[OBJECTIVE] Count how many lines hold the string "interval". Answer with that number and nothing more.

[GIVEN ENTRIES]
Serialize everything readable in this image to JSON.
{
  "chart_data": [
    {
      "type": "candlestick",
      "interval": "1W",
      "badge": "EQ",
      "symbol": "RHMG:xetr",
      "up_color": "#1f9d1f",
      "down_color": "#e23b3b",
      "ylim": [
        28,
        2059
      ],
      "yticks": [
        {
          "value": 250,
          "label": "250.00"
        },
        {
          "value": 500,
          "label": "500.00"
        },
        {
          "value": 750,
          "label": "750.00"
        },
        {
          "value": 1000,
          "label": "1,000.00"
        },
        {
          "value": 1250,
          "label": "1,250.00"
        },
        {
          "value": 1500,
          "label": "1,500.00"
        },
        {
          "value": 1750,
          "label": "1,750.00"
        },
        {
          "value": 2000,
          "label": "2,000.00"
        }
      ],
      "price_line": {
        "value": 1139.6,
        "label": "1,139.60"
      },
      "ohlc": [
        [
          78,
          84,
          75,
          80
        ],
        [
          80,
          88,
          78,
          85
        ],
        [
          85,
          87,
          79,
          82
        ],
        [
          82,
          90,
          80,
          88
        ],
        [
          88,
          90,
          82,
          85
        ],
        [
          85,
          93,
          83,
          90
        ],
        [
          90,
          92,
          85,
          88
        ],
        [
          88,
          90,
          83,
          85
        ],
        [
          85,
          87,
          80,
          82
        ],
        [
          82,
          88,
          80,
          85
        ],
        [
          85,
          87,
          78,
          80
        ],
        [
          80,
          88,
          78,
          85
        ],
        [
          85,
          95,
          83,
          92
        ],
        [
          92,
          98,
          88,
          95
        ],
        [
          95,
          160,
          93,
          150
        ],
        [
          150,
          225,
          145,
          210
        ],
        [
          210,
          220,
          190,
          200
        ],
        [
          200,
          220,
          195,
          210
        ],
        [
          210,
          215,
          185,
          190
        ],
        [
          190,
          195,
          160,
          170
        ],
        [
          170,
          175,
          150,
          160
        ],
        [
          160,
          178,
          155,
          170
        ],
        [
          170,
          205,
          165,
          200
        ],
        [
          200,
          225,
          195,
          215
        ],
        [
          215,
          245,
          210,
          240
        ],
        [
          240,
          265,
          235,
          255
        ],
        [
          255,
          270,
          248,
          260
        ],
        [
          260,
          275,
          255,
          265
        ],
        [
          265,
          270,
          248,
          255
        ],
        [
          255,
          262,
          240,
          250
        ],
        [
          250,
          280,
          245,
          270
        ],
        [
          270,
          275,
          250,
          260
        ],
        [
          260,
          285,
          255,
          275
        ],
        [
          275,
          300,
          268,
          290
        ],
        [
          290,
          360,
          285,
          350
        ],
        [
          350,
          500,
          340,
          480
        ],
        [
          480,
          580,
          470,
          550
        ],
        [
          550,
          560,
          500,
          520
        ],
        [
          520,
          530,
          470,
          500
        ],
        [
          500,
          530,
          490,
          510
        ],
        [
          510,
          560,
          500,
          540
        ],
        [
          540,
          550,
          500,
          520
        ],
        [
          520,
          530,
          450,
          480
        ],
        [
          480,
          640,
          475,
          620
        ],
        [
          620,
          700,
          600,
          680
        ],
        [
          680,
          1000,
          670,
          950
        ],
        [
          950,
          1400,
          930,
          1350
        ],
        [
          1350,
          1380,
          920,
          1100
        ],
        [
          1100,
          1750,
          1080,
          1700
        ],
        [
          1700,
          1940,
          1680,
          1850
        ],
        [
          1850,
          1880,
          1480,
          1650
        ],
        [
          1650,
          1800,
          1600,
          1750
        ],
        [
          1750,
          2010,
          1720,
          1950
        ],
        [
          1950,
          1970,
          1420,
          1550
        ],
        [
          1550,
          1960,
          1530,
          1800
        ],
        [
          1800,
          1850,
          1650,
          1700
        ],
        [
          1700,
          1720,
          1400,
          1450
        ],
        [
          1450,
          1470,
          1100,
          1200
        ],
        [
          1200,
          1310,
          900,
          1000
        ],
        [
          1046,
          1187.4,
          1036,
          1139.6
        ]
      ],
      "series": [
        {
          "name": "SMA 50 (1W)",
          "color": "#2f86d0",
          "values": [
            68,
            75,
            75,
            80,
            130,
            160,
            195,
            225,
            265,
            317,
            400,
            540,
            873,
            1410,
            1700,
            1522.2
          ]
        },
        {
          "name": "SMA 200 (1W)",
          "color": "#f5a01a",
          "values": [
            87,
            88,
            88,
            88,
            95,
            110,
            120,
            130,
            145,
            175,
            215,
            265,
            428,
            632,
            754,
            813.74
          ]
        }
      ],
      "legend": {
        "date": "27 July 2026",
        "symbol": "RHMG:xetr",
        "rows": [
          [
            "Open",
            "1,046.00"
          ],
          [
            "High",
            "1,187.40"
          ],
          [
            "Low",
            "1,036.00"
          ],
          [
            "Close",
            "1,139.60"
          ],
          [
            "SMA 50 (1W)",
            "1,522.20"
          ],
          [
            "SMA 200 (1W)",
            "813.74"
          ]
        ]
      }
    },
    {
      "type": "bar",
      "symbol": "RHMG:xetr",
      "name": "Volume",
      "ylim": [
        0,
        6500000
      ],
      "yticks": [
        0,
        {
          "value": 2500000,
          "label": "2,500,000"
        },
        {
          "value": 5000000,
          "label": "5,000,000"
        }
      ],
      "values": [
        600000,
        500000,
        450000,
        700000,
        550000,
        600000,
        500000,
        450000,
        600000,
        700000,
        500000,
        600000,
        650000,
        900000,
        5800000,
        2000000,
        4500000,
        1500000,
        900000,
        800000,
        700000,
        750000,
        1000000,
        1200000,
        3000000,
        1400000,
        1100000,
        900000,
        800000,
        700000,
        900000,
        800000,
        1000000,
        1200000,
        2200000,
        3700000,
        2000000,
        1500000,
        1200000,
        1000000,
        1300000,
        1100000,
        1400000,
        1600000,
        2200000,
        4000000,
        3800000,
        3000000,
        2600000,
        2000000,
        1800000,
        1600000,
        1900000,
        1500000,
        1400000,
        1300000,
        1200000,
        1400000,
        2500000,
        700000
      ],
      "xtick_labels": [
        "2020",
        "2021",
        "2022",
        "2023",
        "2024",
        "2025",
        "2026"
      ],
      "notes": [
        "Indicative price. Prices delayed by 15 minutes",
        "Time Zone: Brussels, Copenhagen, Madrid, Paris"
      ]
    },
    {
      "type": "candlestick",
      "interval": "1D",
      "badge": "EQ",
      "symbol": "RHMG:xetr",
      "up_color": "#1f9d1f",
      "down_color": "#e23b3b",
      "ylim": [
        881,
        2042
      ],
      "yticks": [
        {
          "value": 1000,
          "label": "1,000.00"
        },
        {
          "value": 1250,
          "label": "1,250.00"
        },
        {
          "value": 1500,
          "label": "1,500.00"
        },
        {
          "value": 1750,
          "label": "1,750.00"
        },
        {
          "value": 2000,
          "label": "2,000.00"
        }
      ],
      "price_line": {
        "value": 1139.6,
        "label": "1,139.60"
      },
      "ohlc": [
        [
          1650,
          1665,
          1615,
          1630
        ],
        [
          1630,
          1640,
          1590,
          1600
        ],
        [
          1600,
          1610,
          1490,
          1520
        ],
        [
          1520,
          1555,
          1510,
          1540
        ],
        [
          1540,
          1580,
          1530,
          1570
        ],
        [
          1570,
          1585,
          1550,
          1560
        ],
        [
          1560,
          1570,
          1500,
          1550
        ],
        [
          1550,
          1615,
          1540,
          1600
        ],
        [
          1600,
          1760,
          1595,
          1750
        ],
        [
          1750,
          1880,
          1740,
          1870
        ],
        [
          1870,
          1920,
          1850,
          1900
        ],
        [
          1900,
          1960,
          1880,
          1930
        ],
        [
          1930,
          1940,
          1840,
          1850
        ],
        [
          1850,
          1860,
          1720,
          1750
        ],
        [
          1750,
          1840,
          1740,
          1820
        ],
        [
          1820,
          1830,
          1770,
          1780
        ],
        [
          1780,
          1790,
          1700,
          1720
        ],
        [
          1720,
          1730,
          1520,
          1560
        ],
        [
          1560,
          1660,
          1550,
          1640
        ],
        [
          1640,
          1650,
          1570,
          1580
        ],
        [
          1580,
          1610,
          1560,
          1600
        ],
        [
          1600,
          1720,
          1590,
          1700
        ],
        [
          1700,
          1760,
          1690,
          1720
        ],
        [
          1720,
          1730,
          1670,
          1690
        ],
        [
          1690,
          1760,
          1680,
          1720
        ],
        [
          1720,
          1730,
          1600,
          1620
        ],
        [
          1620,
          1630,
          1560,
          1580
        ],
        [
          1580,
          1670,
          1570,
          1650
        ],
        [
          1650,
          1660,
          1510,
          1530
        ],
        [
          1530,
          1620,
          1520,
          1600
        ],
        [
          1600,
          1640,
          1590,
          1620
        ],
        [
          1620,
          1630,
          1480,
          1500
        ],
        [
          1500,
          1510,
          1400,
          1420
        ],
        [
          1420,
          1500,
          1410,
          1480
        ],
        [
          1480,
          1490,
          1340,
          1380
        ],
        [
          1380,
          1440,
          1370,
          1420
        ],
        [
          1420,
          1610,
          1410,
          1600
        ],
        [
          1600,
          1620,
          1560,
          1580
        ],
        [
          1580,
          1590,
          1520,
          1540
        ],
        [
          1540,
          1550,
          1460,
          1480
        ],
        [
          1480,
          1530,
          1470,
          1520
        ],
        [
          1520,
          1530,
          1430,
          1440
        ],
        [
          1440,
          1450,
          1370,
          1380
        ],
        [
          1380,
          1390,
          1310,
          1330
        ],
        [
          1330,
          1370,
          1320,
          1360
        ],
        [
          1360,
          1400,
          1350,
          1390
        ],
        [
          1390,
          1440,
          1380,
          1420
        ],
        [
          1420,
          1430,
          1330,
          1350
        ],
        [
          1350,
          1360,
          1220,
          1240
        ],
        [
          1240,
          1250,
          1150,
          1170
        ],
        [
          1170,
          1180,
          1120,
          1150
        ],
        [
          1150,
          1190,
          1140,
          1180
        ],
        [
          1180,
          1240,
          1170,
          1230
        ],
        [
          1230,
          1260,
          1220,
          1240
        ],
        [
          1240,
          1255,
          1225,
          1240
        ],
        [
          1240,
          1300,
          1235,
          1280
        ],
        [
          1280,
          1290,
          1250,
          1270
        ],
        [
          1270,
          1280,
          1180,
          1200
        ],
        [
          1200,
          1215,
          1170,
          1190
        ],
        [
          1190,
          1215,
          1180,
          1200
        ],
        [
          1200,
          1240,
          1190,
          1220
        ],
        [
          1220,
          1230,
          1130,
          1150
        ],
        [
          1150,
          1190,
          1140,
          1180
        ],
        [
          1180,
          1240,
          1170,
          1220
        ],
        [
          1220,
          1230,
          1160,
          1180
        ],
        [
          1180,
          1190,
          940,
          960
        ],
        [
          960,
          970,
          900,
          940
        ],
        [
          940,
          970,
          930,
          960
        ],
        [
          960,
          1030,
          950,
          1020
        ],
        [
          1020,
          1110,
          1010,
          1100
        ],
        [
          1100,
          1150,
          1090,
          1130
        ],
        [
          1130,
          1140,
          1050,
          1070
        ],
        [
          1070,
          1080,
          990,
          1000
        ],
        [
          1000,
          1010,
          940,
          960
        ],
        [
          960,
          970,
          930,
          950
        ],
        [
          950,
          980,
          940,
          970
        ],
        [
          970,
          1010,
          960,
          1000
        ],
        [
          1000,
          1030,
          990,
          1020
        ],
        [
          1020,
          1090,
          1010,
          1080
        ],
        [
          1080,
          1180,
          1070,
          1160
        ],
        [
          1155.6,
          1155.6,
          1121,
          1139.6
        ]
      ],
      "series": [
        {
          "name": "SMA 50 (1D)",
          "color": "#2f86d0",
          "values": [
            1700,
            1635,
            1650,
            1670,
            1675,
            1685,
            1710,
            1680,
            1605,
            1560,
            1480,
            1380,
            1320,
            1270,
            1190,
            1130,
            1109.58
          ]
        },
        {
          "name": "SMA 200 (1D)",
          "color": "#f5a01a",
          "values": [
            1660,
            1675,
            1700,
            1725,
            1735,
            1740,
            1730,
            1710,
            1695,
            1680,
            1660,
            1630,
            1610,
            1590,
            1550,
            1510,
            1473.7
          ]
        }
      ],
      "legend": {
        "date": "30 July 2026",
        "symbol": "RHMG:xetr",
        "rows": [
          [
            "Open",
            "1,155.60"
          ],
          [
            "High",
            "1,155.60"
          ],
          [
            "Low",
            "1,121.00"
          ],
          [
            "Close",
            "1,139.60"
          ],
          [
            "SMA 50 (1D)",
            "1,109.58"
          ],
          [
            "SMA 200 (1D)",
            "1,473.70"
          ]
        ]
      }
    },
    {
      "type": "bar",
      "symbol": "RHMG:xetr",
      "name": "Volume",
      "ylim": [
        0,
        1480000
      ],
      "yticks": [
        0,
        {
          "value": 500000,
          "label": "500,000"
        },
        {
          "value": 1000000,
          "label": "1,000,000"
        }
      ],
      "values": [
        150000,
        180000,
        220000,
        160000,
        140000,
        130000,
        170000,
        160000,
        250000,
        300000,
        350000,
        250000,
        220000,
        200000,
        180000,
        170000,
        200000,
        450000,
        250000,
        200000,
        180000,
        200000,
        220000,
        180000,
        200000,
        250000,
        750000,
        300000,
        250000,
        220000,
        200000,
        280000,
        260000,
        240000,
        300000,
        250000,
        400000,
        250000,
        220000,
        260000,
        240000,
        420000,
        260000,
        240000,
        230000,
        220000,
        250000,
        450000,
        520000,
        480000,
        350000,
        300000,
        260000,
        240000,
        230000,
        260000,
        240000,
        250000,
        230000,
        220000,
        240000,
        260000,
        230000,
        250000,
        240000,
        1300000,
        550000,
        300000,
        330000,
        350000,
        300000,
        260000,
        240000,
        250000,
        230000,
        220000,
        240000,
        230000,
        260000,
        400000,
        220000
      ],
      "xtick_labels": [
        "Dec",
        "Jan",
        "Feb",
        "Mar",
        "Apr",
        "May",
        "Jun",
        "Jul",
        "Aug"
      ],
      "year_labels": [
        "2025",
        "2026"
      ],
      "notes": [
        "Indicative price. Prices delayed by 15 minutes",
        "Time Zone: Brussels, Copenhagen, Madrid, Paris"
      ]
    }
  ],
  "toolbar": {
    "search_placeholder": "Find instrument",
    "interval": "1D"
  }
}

[EXERCISE RESPONSE] 3